## Task details
Transcribe all the records with complete accuracy.

_ _ _

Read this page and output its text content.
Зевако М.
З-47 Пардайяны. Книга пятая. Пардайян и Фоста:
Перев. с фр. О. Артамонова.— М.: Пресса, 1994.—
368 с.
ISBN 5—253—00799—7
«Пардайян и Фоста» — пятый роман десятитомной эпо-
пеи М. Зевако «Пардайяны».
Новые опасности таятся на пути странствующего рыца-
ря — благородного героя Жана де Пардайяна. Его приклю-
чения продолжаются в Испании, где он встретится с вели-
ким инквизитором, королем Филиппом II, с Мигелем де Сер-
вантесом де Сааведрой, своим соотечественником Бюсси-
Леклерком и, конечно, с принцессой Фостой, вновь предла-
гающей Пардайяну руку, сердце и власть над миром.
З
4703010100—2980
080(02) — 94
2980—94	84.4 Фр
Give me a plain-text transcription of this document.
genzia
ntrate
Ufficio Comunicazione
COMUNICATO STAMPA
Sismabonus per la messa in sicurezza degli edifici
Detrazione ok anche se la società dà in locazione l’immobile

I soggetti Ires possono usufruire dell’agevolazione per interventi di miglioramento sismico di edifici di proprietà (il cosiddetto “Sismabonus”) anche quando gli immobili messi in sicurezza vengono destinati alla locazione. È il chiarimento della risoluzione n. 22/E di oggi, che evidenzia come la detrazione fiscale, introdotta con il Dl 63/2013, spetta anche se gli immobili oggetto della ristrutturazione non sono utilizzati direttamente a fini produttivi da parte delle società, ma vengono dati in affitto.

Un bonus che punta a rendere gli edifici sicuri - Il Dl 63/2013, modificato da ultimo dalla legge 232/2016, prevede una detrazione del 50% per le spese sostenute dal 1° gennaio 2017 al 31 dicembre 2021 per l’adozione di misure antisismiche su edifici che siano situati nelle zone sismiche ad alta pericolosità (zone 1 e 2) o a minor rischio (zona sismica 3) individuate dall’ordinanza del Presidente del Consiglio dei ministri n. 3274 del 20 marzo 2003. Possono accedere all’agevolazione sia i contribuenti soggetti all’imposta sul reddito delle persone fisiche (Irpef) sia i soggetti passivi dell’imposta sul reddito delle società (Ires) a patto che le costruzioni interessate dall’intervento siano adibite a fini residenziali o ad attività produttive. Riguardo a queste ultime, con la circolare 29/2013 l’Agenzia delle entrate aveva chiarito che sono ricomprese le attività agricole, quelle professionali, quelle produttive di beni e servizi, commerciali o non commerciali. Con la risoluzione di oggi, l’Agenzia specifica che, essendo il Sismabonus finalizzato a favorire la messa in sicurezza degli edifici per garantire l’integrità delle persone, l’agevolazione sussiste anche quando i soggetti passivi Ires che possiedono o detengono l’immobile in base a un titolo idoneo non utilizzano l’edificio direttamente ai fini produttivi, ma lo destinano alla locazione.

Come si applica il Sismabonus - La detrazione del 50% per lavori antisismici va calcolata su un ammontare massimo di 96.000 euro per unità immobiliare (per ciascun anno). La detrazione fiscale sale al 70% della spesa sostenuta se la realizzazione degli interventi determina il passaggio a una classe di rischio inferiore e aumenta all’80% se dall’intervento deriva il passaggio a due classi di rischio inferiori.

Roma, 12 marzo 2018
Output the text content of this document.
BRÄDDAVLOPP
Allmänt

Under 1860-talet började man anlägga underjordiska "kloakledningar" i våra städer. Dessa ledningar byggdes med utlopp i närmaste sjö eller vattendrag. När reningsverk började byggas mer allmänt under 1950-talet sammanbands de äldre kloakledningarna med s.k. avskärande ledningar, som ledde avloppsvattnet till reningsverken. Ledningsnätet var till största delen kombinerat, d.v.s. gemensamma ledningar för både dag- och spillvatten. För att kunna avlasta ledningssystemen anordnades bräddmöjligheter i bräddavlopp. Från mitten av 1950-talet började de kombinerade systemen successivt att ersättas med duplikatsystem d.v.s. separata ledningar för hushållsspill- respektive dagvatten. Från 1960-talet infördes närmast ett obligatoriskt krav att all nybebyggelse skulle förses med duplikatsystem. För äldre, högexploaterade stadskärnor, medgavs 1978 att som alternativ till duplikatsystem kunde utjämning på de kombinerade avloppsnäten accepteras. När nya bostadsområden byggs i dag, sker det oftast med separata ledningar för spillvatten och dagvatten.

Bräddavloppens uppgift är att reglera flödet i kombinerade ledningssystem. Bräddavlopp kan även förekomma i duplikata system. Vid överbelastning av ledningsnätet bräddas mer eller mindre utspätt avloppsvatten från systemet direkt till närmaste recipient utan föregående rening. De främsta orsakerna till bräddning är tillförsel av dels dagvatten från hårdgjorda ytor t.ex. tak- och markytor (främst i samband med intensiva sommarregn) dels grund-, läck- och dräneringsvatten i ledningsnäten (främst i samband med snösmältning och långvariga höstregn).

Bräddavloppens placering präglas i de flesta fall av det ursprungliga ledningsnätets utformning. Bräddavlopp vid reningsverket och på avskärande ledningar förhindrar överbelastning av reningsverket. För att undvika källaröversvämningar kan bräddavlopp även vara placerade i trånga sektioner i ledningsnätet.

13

_ _ _

## Complete answer
Read this page and output its text content.
Зевако М.
З-47 Пардайяны. Книга пятая. Пардайян и Фоста:
Перев. с фр. О. Артамонова.— М.: Пресса, 1994.—
368 с.
ISBN 5—253—00799—7
«Пардайян и Фоста» — пятый роман десятитомной эпо-
пеи М. Зевако «Пардайяны».
Новые опасности таятся на пути странствующего рыца-
ря — благородного героя Жана де Пардайяна. Его приклю-
чения продолжаются в Испании, где он встретится с вели-
ким инквизитором, королем Филиппом II, с Мигелем де Сер-
вантесом де Сааведрой, своим соотечественником Бюсси-
Леклерком и, конечно, с принцессой Фостой, вновь предла-
гающей Пардайяну руку, сердце и власть над миром.
З
4703010100—2980
080(02) — 94
2980—94	84.4 Фр
Give me a plain-text transcription of this document.
genzia
ntrate
Ufficio Comunicazione
COMUNICATO STAMPA
Sismabonus per la messa in sicurezza degli edifici
Detrazione ok anche se la società dà in locazione l’immobile

I soggetti Ires possono usufruire dell’agevolazione per interventi di miglioramento sismico di edifici di proprietà (il cosiddetto “Sismabonus”) anche quando gli immobili messi in sicurezza vengono destinati alla locazione. È il chiarimento della risoluzione n. 22/E di oggi, che evidenzia come la detrazione fiscale, introdotta con il Dl 63/2013, spetta anche se gli immobili oggetto della ristrutturazione non sono utilizzati direttamente a fini produttivi da parte delle società, ma vengono dati in affitto.

Un bonus che punta a rendere gli edifici sicuri - Il Dl 63/2013, modificato da ultimo dalla legge 232/2016, prevede una detrazione del 50% per le spese sostenute dal 1° gennaio 2017 al 31 dicembre 2021 per l’adozione di misure antisismiche su edifici che siano situati nelle zone sismiche ad alta pericolosità (zone 1 e 2) o a minor rischio (zona sismica 3) individuate dall’ordinanza del Presidente del Consiglio dei ministri n. 3274 del 20 marzo 2003. Possono accedere all’agevolazione sia i contribuenti soggetti all’imposta sul reddito delle persone fisiche (Irpef) sia i soggetti passivi dell’imposta sul reddito delle società (Ires) a patto che le costruzioni interessate dall’intervento siano adibite a fini residenziali o ad attività produttive. Riguardo a queste ultime, con la circolare 29/2013 l’Agenzia delle entrate aveva chiarito che sono ricomprese le attività agricole, quelle professionali, quelle produttive di beni e servizi, commerciali o non commerciali. Con la risoluzione di oggi, l’Agenzia specifica che, essendo il Sismabonus finalizzato a favorire la messa in sicurezza degli edifici per garantire l’integrità delle persone, l’agevolazione sussiste anche quando i soggetti passivi Ires che possiedono o detengono l’immobile in base a un titolo idoneo non utilizzano l’edificio direttamente ai fini produttivi, ma lo destinano alla locazione.

Come si applica il Sismabonus - La detrazione del 50% per lavori antisismici va calcolata su un ammontare massimo di 96.000 euro per unità immobiliare (per ciascun anno). La detrazione fiscale sale al 70% della spesa sostenuta se la realizzazione degli interventi determina il passaggio a una classe di rischio inferiore e aumenta all’80% se dall’intervento deriva il passaggio a due classi di rischio inferiori.

Roma, 12 marzo 2018
Output the text content of this document.
BRÄDDAVLOPP
Allmänt

Under 1860-talet började man anlägga underjordiska "kloakledningar" i våra städer. Dessa ledningar byggdes med utlopp i närmaste sjö eller vattendrag. När reningsverk började byggas mer allmänt under 1950-talet sammanbands de äldre kloakledningarna med s.k. avskärande ledningar, som ledde avloppsvattnet till reningsverken. Ledningsnätet var till största delen kombinerat, d.v.s. gemensamma ledningar för både dag- och spillvatten. För att kunna avlasta ledningssystemen anordnades bräddmöjligheter i bräddavlopp. Från mitten av 1950-talet började de kombinerade systemen successivt att ersättas med duplikatsystem d.v.s. separata ledningar för hushållsspill- respektive dagvatten. Från 1960-talet infördes närmast ett obligatoriskt krav att all nybebyggelse skulle förses med duplikatsystem. För äldre, högexploaterade stadskärnor, medgavs 1978 att som alternativ till duplikatsystem kunde utjämning på de kombinerade avloppsnäten accepteras. När nya bostadsområden byggs i dag, sker det oftast med separata ledningar för spillvatten och dagvatten.

Bräddavloppens uppgift är att reglera flödet i kombinerade ledningssystem. Bräddavlopp kan även förekomma i duplikata system. Vid överbelastning av ledningsnätet bräddas mer eller mindre utspätt avloppsvatten från systemet direkt till närmaste recipient utan föregående rening. De främsta orsakerna till bräddning är tillförsel av dels dagvatten från hårdgjorda ytor t.ex. tak- och markytor (främst i samband med intensiva sommarregn) dels grund-, läck- och dräneringsvatten i ledningsnäten (främst i samband med snösmältning och långvariga höstregn).

Bräddavloppens placering präglas i de flesta fall av det ursprungliga ledningsnätets utformning. Bräddavlopp vid reningsverket och på avskärande ledningar förhindrar överbelastning av reningsverket. För att undvika källaröversvämningar kan bräddavlopp även vara placerade i trånga sektioner i ledningsnätet.

13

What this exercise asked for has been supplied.